Record set =
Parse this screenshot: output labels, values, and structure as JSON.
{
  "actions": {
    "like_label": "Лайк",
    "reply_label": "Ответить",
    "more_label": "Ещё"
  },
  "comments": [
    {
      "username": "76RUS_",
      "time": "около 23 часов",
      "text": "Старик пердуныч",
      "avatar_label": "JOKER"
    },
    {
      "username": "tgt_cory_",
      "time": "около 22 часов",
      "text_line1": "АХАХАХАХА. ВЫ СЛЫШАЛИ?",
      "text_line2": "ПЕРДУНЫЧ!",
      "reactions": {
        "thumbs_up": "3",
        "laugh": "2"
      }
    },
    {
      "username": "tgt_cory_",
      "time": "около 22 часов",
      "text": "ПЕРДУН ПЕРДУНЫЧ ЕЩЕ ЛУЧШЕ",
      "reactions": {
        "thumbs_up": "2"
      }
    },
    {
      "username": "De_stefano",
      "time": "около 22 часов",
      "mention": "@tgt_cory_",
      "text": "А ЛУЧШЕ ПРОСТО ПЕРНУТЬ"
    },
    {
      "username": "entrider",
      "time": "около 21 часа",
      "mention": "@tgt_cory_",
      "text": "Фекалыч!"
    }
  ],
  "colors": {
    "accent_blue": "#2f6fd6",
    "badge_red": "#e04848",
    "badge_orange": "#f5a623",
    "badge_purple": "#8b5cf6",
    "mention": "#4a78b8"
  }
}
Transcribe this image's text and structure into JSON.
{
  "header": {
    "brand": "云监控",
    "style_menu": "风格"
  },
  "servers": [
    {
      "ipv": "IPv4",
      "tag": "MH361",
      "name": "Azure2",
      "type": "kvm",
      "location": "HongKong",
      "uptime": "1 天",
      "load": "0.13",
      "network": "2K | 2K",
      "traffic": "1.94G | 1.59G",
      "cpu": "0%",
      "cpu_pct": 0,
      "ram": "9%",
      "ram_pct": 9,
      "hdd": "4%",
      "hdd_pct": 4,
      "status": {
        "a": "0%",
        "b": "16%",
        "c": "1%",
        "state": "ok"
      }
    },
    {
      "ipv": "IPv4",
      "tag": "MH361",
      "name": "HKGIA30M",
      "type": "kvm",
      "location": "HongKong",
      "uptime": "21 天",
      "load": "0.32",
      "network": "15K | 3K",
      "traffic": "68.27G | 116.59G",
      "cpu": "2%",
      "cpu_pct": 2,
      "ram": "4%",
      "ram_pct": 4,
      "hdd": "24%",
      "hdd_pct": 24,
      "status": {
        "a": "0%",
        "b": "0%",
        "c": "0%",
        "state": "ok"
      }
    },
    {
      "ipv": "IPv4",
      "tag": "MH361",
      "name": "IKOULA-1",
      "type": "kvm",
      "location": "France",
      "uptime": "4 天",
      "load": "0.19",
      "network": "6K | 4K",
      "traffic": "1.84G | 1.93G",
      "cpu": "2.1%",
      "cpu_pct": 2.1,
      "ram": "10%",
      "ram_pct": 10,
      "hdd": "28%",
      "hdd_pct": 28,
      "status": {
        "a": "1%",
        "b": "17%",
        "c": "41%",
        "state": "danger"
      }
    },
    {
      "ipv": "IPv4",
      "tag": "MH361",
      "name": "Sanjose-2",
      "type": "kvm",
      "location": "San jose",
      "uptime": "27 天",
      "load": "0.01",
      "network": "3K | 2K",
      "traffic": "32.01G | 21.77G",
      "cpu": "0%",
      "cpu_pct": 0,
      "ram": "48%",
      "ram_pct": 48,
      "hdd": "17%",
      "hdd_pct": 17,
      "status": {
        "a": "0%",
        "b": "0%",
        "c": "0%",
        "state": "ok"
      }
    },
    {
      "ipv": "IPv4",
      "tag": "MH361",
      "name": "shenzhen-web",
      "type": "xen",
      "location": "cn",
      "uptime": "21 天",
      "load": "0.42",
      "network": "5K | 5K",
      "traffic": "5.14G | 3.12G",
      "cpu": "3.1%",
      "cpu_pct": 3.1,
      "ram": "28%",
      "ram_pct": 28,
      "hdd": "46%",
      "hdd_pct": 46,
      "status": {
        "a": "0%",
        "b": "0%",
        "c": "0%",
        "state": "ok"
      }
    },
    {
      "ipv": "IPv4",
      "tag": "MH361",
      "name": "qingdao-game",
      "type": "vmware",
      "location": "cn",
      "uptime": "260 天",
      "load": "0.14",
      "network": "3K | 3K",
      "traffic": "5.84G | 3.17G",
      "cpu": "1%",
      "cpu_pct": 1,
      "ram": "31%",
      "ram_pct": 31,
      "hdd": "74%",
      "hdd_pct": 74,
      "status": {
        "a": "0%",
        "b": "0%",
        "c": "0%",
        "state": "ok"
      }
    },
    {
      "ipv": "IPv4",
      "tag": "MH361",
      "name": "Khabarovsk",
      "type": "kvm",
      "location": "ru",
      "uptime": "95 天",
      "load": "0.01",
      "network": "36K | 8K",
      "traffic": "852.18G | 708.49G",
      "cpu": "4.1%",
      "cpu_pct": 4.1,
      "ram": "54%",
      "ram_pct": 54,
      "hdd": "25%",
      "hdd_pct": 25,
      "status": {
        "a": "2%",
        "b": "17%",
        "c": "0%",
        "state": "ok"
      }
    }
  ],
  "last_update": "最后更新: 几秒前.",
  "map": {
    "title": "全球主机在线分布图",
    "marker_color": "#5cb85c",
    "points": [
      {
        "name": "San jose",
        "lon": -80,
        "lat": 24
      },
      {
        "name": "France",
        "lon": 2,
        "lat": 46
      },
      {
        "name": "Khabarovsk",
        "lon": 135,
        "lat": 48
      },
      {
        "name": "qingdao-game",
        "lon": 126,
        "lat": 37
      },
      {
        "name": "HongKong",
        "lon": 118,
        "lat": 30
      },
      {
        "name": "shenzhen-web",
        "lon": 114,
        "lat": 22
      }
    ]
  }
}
---
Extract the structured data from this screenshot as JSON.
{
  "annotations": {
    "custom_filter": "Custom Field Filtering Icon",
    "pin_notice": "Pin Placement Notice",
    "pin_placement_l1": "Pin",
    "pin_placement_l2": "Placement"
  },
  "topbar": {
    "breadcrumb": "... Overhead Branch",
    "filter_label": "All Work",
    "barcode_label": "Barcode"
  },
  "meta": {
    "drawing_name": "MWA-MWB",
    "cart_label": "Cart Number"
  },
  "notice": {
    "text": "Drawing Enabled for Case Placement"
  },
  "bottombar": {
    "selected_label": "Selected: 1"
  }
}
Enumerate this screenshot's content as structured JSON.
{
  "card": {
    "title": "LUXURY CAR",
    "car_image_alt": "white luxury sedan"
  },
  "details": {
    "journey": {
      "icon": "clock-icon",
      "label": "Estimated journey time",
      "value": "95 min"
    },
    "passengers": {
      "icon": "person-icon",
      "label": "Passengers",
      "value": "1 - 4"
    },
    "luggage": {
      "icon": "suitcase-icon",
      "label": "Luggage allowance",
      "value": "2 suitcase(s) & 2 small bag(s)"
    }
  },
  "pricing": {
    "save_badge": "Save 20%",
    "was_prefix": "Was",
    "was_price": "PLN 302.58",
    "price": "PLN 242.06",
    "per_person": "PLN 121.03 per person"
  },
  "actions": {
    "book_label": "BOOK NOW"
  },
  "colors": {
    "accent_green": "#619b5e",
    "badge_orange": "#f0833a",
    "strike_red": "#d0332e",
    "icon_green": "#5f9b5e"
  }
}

Job = State the number of lines in the data that include the string "game", and add nothing else.

Reply = 2